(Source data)
* * * * *

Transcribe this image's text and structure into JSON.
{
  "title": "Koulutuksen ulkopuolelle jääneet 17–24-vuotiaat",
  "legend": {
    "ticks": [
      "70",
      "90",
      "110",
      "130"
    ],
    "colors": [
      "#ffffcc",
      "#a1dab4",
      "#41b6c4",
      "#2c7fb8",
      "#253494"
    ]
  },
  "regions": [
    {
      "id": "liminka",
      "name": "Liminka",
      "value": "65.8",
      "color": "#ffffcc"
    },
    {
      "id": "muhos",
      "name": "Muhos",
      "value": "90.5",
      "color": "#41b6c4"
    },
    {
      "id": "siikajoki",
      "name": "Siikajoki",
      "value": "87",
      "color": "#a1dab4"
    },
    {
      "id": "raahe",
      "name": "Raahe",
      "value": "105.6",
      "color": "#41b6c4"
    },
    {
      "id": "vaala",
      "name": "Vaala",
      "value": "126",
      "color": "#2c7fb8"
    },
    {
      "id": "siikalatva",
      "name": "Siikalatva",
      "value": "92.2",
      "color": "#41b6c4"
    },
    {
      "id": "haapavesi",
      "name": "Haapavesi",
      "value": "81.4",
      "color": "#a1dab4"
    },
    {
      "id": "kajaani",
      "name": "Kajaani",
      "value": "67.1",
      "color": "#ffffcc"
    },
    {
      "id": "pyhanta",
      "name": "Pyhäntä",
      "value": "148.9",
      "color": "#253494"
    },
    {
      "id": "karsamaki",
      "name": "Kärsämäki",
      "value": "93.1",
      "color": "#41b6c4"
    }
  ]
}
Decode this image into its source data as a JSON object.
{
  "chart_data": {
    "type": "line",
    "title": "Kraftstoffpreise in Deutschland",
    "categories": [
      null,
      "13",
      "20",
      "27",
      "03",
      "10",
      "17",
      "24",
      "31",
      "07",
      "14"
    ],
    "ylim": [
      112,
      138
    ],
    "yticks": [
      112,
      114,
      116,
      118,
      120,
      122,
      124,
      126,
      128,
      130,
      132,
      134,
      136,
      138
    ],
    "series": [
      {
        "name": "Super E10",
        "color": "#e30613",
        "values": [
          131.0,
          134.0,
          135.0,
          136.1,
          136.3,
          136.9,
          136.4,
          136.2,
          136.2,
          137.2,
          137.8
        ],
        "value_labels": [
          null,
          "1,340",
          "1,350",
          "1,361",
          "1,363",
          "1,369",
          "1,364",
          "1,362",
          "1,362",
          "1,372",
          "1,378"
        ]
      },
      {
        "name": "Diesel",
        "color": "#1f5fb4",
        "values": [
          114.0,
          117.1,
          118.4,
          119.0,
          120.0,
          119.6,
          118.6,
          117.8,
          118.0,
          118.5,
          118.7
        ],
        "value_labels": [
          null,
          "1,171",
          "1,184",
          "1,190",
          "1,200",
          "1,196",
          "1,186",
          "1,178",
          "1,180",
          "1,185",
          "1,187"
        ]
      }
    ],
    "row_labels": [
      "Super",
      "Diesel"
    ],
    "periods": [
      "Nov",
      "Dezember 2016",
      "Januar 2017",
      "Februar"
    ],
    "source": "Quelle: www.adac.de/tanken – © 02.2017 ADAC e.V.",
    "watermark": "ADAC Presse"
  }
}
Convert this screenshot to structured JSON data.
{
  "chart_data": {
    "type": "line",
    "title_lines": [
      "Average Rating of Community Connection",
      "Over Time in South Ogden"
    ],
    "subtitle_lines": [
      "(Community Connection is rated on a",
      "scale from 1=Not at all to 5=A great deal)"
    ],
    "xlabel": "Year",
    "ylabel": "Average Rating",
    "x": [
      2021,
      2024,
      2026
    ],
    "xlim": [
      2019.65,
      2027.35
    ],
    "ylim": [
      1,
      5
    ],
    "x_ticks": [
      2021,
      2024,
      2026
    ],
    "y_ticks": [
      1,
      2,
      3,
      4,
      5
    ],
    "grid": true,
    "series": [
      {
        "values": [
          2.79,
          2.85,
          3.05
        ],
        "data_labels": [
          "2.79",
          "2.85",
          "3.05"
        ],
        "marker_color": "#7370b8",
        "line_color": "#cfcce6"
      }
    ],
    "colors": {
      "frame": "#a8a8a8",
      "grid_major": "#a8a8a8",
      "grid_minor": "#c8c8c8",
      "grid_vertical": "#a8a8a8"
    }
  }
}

* * * * *

The request ::
Write out the full listing, keeping every line exactly as it is.

Response to the exercise ::
Transcribe this image's text and structure into JSON.
{
  "title": "Koulutuksen ulkopuolelle jääneet 17–24-vuotiaat",
  "legend": {
    "ticks": [
      "70",
      "90",
      "110",
      "130"
    ],
    "colors": [
      "#ffffcc",
      "#a1dab4",
      "#41b6c4",
      "#2c7fb8",
      "#253494"
    ]
  },
  "regions": [
    {
      "id": "liminka",
      "name": "Liminka",
      "value": "65.8",
      "color": "#ffffcc"
    },
    {
      "id": "muhos",
      "name": "Muhos",
      "value": "90.5",
      "color": "#41b6c4"
    },
    {
      "id": "siikajoki",
      "name": "Siikajoki",
      "value": "87",
      "color": "#a1dab4"
    },
    {
      "id": "raahe",
      "name": "Raahe",
      "value": "105.6",
      "color": "#41b6c4"
    },
    {
      "id": "vaala",
      "name": "Vaala",
      "value": "126",
      "color": "#2c7fb8"
    },
    {
      "id": "siikalatva",
      "name": "Siikalatva",
      "value": "92.2",
      "color": "#41b6c4"
    },
    {
      "id": "haapavesi",
      "name": "Haapavesi",
      "value": "81.4",
      "color": "#a1dab4"
    },
    {
      "id": "kajaani",
      "name": "Kajaani",
      "value": "67.1",
      "color": "#ffffcc"
    },
    {
      "id": "pyhanta",
      "name": "Pyhäntä",
      "value": "148.9",
      "color": "#253494"
    },
    {
      "id": "karsamaki",
      "name": "Kärsämäki",
      "value": "93.1",
      "color": "#41b6c4"
    }
  ]
}
Decode this image into its source data as a JSON object.
{
  "chart_data": {
    "type": "line",
    "title": "Kraftstoffpreise in Deutschland",
    "categories": [
      null,
      "13",
      "20",
      "27",
      "03",
      "10",
      "17",
      "24",
      "31",
      "07",
      "14"
    ],
    "ylim": [
      112,
      138
    ],
    "yticks": [
      112,
      114,
      116,
      118,
      120,
      122,
      124,
      126,
      128,
      130,
      132,
      134,
      136,
      138
    ],
    "series": [
      {
        "name": "Super E10",
        "color": "#e30613",
        "values": [
          131.0,
          134.0,
          135.0,
          136.1,
          136.3,
          136.9,
          136.4,
          136.2,
          136.2,
          137.2,
          137.8
        ],
        "value_labels": [
          null,
          "1,340",
          "1,350",
          "1,361",
          "1,363",
          "1,369",
          "1,364",
          "1,362",
          "1,362",
          "1,372",
          "1,378"
        ]
      },
      {
        "name": "Diesel",
        "color": "#1f5fb4",
        "values": [
          114.0,
          117.1,
          118.4,
          119.0,
          120.0,
          119.6,
          118.6,
          117.8,
          118.0,
          118.5,
          118.7
        ],
        "value_labels": [
          null,
          "1,171",
          "1,184",
          "1,190",
          "1,200",
          "1,196",
          "1,186",
          "1,178",
          "1,180",
          "1,185",
          "1,187"
        ]
      }
    ],
    "row_labels": [
      "Super",
      "Diesel"
    ],
    "periods": [
      "Nov",
      "Dezember 2016",
      "Januar 2017",
      "Februar"
    ],
    "source": "Quelle: www.adac.de/tanken – © 02.2017 ADAC e.V.",
    "watermark": "ADAC Presse"
  }
}
Convert this screenshot to structured JSON data.
{
  "chart_data": {
    "type": "line",
    "title_lines": [
      "Average Rating of Community Connection",
      "Over Time in South Ogden"
    ],
    "subtitle_lines": [
      "(Community Connection is rated on a",
      "scale from 1=Not at all to 5=A great deal)"
    ],
    "xlabel": "Year",
    "ylabel": "Average Rating",
    "x": [
      2021,
      2024,
      2026
    ],
    "xlim": [
      2019.65,
      2027.35
    ],
    "ylim": [
      1,
      5
    ],
    "x_ticks": [
      2021,
      2024,
      2026
    ],
    "y_ticks": [
      1,
      2,
      3,
      4,
      5
    ],
    "grid": true,
    "series": [
      {
        "values": [
          2.79,
          2.85,
          3.05
        ],
        "data_labels": [
          "2.79",
          "2.85",
          "3.05"
        ],
        "marker_color": "#7370b8",
        "line_color": "#cfcce6"
      }
    ],
    "colors": {
      "frame": "#a8a8a8",
      "grid_major": "#a8a8a8",
      "grid_minor": "#c8c8c8",
      "grid_vertical": "#a8a8a8"
    }
  }
}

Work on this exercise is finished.